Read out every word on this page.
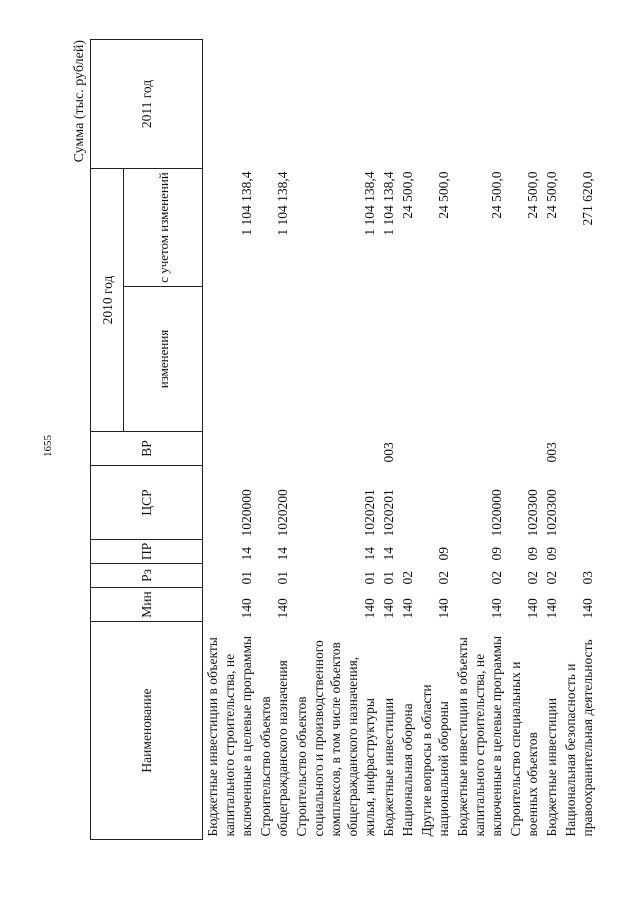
1655
Сумма (тыс. рублей)
Наименование	Мин	Рз	ПР	ЦСР	ВР	2010 год		2011 год
						изменения	с учетом изменений	
Бюджетные инвестиции в объекты капитального строительства, не включенные в целевые программы	140	01	14	1020000			1 104 138,4	
Строительство объектов общегражданского назначения	140	01	14	1020200			1 104 138,4	
Строительство объектов социального и производственного комплексов, в том числе объектов общегражданского назначения, жилья, инфраструктуры	140	01	14	1020201			1 104 138,4	
Бюджетные инвестиции	140	01	14	1020201	003		1 104 138,4	
Национальная оборона	140	02					24 500,0	
Другие вопросы в области национальной обороны	140	02	09				24 500,0	
Бюджетные инвестиции в объекты капитального строительства, не включенные в целевые программы	140	02	09	1020000			24 500,0	
Строительство специальных и военных объектов	140	02	09	1020300			24 500,0	
Бюджетные инвестиции	140	02	09	1020300	003		24 500,0	
Национальная безопасность и правоохранительная деятельность	140	03					271 620,0	
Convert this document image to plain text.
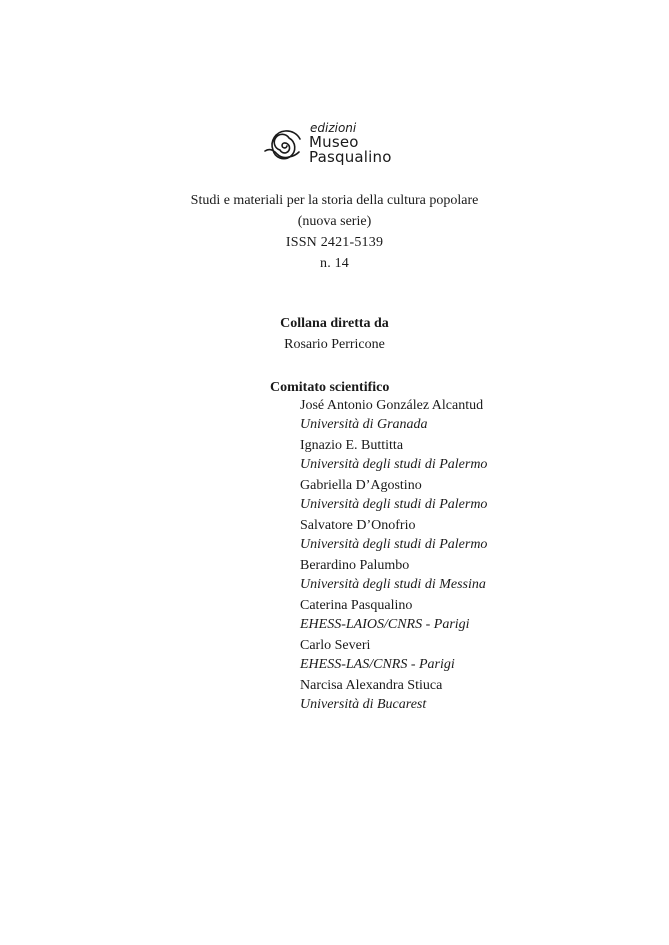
edizioni
Museo
Pasqualino
Studi e materiali per la storia della cultura popolare
(nuova serie)
ISSN 2421-5139
n. 14
Collana diretta da
Rosario Perricone
Comitato scientifico
José Antonio González Alcantud
Università di Granada
Ignazio E. Buttitta
Università degli studi di Palermo
Gabriella D’Agostino
Università degli studi di Palermo
Salvatore D’Onofrio
Università degli studi di Palermo
Berardino Palumbo
Università degli studi di Messina
Caterina Pasqualino
EHESS-LAIOS/CNRS - Parigi
Carlo Severi
EHESS-LAS/CNRS - Parigi
Narcisa Alexandra Stiuca
Università di Bucarest
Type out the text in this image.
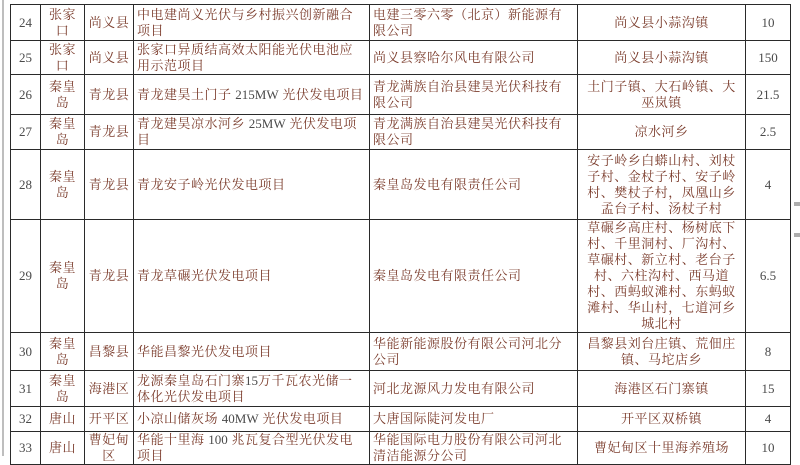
24	张家口	尚义县	中电建尚义光伏与乡村振兴创新融合项目	电建三零六零（北京）新能源有限公司	尚义县小蒜沟镇	10
25	张家口	尚义县	张家口异质结高效太阳能光伏电池应用示范项目	尚义县察哈尔风电有限公司	尚义县小蒜沟镇	150
26	秦皇岛	青龙县	青龙建昊土门子 215MW 光伏发电项目	青龙满族自治县建昊光伏科技有限公司	土门子镇、大石岭镇、大巫岚镇	21.5
27	秦皇岛	青龙县	青龙建昊凉水河乡 25MW 光伏发电项目	青龙满族自治县建昊光伏科技有限公司	凉水河乡	2.5
28	秦皇岛	青龙县	青龙安子岭光伏发电项目	秦皇岛发电有限责任公司	安子岭乡白蟒山村、刘杖子村、金杖子村、安子岭村、樊杖子村，凤凰山乡孟台子村、汤杖子村	4
29	秦皇岛	青龙县	青龙草碾光伏发电项目	秦皇岛发电有限责任公司	草碾乡高庄村、杨树底下村、千里洞村、厂沟村、草碾村、新立村、老台子村、六柱沟村、西马道村、西蚂蚁滩村、东蚂蚁滩村、华山村，七道河乡城北村	6.5
30	秦皇岛	昌黎县	华能昌黎光伏发电项目	华能新能源股份有限公司河北分公司	昌黎县刘台庄镇、荒佃庄镇、马坨店乡	8
31	秦皇岛	海港区	龙源秦皇岛石门寨15万千瓦农光储一体化光伏发电项目	河北龙源风力发电有限公司	海港区石门寨镇	15
32	唐山	开平区	小凉山储灰场 40MW 光伏发电项目	大唐国际陡河发电厂	开平区双桥镇	4
33	唐山	曹妃甸区	华能十里海 100 兆瓦复合型光伏发电项目	华能国际电力股份有限公司河北清洁能源分公司	曹妃甸区十里海养殖场	10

TASK DIRECTIONS: Are you able to set down all the lines above exactly, without any pictures?

WRITTEN RESPONSE:
Read out every word on this page.
1655
Сумма (тыс. рублей)
Наименование	Мин	Рз	ПР	ЦСР	ВР	2010 год		2011 год
						изменения	с учетом изменений	
Бюджетные инвестиции в объекты капитального строительства, не включенные в целевые программы	140	01	14	1020000			1 104 138,4	
Строительство объектов общегражданского назначения	140	01	14	1020200			1 104 138,4	
Строительство объектов социального и производственного комплексов, в том числе объектов общегражданского назначения, жилья, инфраструктуры	140	01	14	1020201			1 104 138,4	
Бюджетные инвестиции	140	01	14	1020201	003		1 104 138,4	
Национальная оборона	140	02					24 500,0	
Другие вопросы в области национальной обороны	140	02	09				24 500,0	
Бюджетные инвестиции в объекты капитального строительства, не включенные в целевые программы	140	02	09	1020000			24 500,0	
Строительство специальных и военных объектов	140	02	09	1020300			24 500,0	
Бюджетные инвестиции	140	02	09	1020300	003		24 500,0	
Национальная безопасность и правоохранительная деятельность	140	03					271 620,0	
Convert this document image to plain text.
edizioni
Museo
Pasqualino
Studi e materiali per la storia della cultura popolare
(nuova serie)
ISSN 2421-5139
n. 14
Collana diretta da
Rosario Perricone
Comitato scientifico
José Antonio González Alcantud
Università di Granada
Ignazio E. Buttitta
Università degli studi di Palermo
Gabriella D’Agostino
Università degli studi di Palermo
Salvatore D’Onofrio
Università degli studi di Palermo
Berardino Palumbo
Università degli studi di Messina
Caterina Pasqualino
EHESS-LAIOS/CNRS - Parigi
Carlo Severi
EHESS-LAS/CNRS - Parigi
Narcisa Alexandra Stiuca
Università di Bucarest
Type out the text in this image.
24	张家口	尚义县	中电建尚义光伏与乡村振兴创新融合项目	电建三零六零（北京）新能源有限公司	尚义县小蒜沟镇	10
25	张家口	尚义县	张家口异质结高效太阳能光伏电池应用示范项目	尚义县察哈尔风电有限公司	尚义县小蒜沟镇	150
26	秦皇岛	青龙县	青龙建昊土门子 215MW 光伏发电项目	青龙满族自治县建昊光伏科技有限公司	土门子镇、大石岭镇、大巫岚镇	21.5
27	秦皇岛	青龙县	青龙建昊凉水河乡 25MW 光伏发电项目	青龙满族自治县建昊光伏科技有限公司	凉水河乡	2.5
28	秦皇岛	青龙县	青龙安子岭光伏发电项目	秦皇岛发电有限责任公司	安子岭乡白蟒山村、刘杖子村、金杖子村、安子岭村、樊杖子村，凤凰山乡孟台子村、汤杖子村	4
29	秦皇岛	青龙县	青龙草碾光伏发电项目	秦皇岛发电有限责任公司	草碾乡高庄村、杨树底下村、千里洞村、厂沟村、草碾村、新立村、老台子村、六柱沟村、西马道村、西蚂蚁滩村、东蚂蚁滩村、华山村，七道河乡城北村	6.5
30	秦皇岛	昌黎县	华能昌黎光伏发电项目	华能新能源股份有限公司河北分公司	昌黎县刘台庄镇、荒佃庄镇、马坨店乡	8
31	秦皇岛	海港区	龙源秦皇岛石门寨15万千瓦农光储一体化光伏发电项目	河北龙源风力发电有限公司	海港区石门寨镇	15
32	唐山	开平区	小凉山储灰场 40MW 光伏发电项目	大唐国际陡河发电厂	开平区双桥镇	4
33	唐山	曹妃甸区	华能十里海 100 兆瓦复合型光伏发电项目	华能国际电力股份有限公司河北清洁能源分公司	曹妃甸区十里海养殖场	10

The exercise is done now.